● **TRY IT**
From the first line to the last, output the data exactly as it stands, minus its pictures.

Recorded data
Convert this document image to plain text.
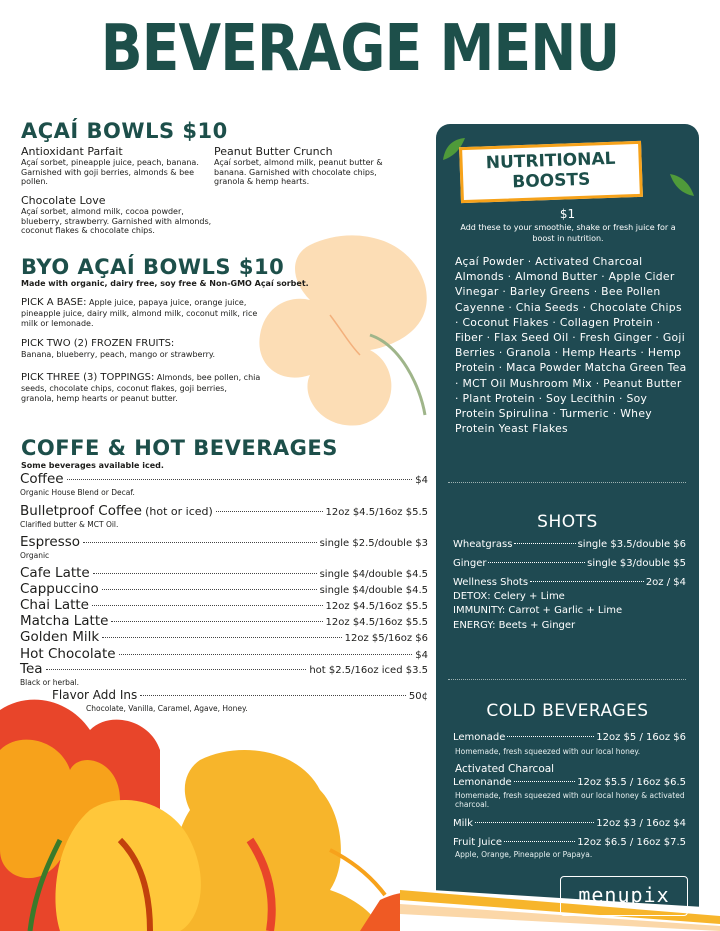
BEVERAGE MENU
AÇAÍ BOWLS $10
Antioxidant Parfait
Açaí sorbet, pineapple juice, peach, banana. Garnished with goji berries, almonds & bee pollen.
Peanut Butter Crunch
Açaí sorbet, almond milk, peanut butter & banana. Garnished with chocolate chips, granola & hemp hearts.
Chocolate Love
Açaí sorbet, almond milk, cocoa powder, blueberry, strawberry. Garnished with almonds, coconut flakes & chocolate chips.
BYO AÇAÍ BOWLS $10
Made with organic, dairy free, soy free & Non-GMO Açaí sorbet.
PICK A BASE: Apple juice, papaya juice, orange juice, pineapple juice, dairy milk, almond milk, coconut milk, rice milk or lemonade.
PICK TWO (2) FROZEN FRUITS:
Banana, blueberry, peach, mango or strawberry.
PICK THREE (3) TOPPINGS: Almonds, bee pollen, chia seeds, chocolate chips, coconut flakes, goji berries, granola, hemp hearts or peanut butter.
COFFE & HOT BEVERAGES
Some beverages available iced.
Coffee	$4
Organic House Blend or Decaf.
Bulletproof Coffee
(hot or iced)	12oz $4.5/16oz $5.5
Clarified butter & MCT Oil.
Espresso	single $2.5/double $3
Organic
Cafe Latte	single $4/double $4.5
Cappuccino	single $4/double $4.5
Chai Latte	12oz $4.5/16oz $5.5
Matcha Latte	12oz $4.5/16oz $5.5
Golden Milk	12oz $5/16oz $6
Hot Chocolate	$4
Tea	hot $2.5/16oz iced $3.5
Black or herbal.
Flavor Add Ins	50¢
Chocolate, Vanilla, Caramel, Agave, Honey.
NUTRITIONAL
BOOSTS
$1
Add these to your smoothie, shake or fresh juice for a boost in nutrition.
Açaí Powder · Activated Charcoal Almonds · Almond Butter · Apple Cider Vinegar · Barley Greens · Bee Pollen Cayenne · Chia Seeds · Chocolate Chips · Coconut Flakes · Collagen Protein · Fiber · Flax Seed Oil · Fresh Ginger · Goji Berries · Granola · Hemp Hearts · Hemp Protein · Maca Powder Matcha Green Tea · MCT Oil Mushroom Mix · Peanut Butter · Plant Protein · Soy Lecithin · Soy Protein Spirulina · Turmeric · Whey Protein Yeast Flakes
SHOTS
Wheatgrass	single $3.5/double $6
Ginger	single $3/double $5
Wellness Shots	2oz / $4
DETOX: Celery + Lime
IMMUNITY: Carrot + Garlic + Lime
ENERGY: Beets + Ginger
COLD BEVERAGES
Lemonade	12oz $5 / 16oz $6
Homemade, fresh squeezed with our local honey.
Activated Charcoal
Lemonande	12oz $5.5 / 16oz $6.5
Homemade, fresh squeezed with our local honey & activated charcoal.
Milk	12oz $3 / 16oz $4
Fruit Juice	12oz $6.5 / 16oz $7.5
Apple, Orange, Pineapple or Papaya.
menupix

● **RESPONSE BOX**
Convert this document image to plain text.
BEVERAGE MENU
AÇAÍ BOWLS $10
Antioxidant Parfait
Açaí sorbet, pineapple juice, peach, banana. Garnished with goji berries, almonds & bee pollen.
Peanut Butter Crunch
Açaí sorbet, almond milk, peanut butter & banana. Garnished with chocolate chips, granola & hemp hearts.
Chocolate Love
Açaí sorbet, almond milk, cocoa powder, blueberry, strawberry. Garnished with almonds, coconut flakes & chocolate chips.
BYO AÇAÍ BOWLS $10
Made with organic, dairy free, soy free & Non-GMO Açaí sorbet.
PICK A BASE: Apple juice, papaya juice, orange juice, pineapple juice, dairy milk, almond milk, coconut milk, rice milk or lemonade.
PICK TWO (2) FROZEN FRUITS:
Banana, blueberry, peach, mango or strawberry.
PICK THREE (3) TOPPINGS: Almonds, bee pollen, chia seeds, chocolate chips, coconut flakes, goji berries, granola, hemp hearts or peanut butter.
COFFE & HOT BEVERAGES
Some beverages available iced.
Coffee	$4
Organic House Blend or Decaf.
Bulletproof Coffee
(hot or iced)	12oz $4.5/16oz $5.5
Clarified butter & MCT Oil.
Espresso	single $2.5/double $3
Organic
Cafe Latte	single $4/double $4.5
Cappuccino	single $4/double $4.5
Chai Latte	12oz $4.5/16oz $5.5
Matcha Latte	12oz $4.5/16oz $5.5
Golden Milk	12oz $5/16oz $6
Hot Chocolate	$4
Tea	hot $2.5/16oz iced $3.5
Black or herbal.
Flavor Add Ins	50¢
Chocolate, Vanilla, Caramel, Agave, Honey.
NUTRITIONAL
BOOSTS
$1
Add these to your smoothie, shake or fresh juice for a boost in nutrition.
Açaí Powder · Activated Charcoal Almonds · Almond Butter · Apple Cider Vinegar · Barley Greens · Bee Pollen Cayenne · Chia Seeds · Chocolate Chips · Coconut Flakes · Collagen Protein · Fiber · Flax Seed Oil · Fresh Ginger · Goji Berries · Granola · Hemp Hearts · Hemp Protein · Maca Powder Matcha Green Tea · MCT Oil Mushroom Mix · Peanut Butter · Plant Protein · Soy Lecithin · Soy Protein Spirulina · Turmeric · Whey Protein Yeast Flakes
SHOTS
Wheatgrass	single $3.5/double $6
Ginger	single $3/double $5
Wellness Shots	2oz / $4
DETOX: Celery + Lime
IMMUNITY: Carrot + Garlic + Lime
ENERGY: Beets + Ginger
COLD BEVERAGES
Lemonade	12oz $5 / 16oz $6
Homemade, fresh squeezed with our local honey.
Activated Charcoal
Lemonande	12oz $5.5 / 16oz $6.5
Homemade, fresh squeezed with our local honey & activated charcoal.
Milk	12oz $3 / 16oz $4
Fruit Juice	12oz $6.5 / 16oz $7.5
Apple, Orange, Pineapple or Papaya.
menupix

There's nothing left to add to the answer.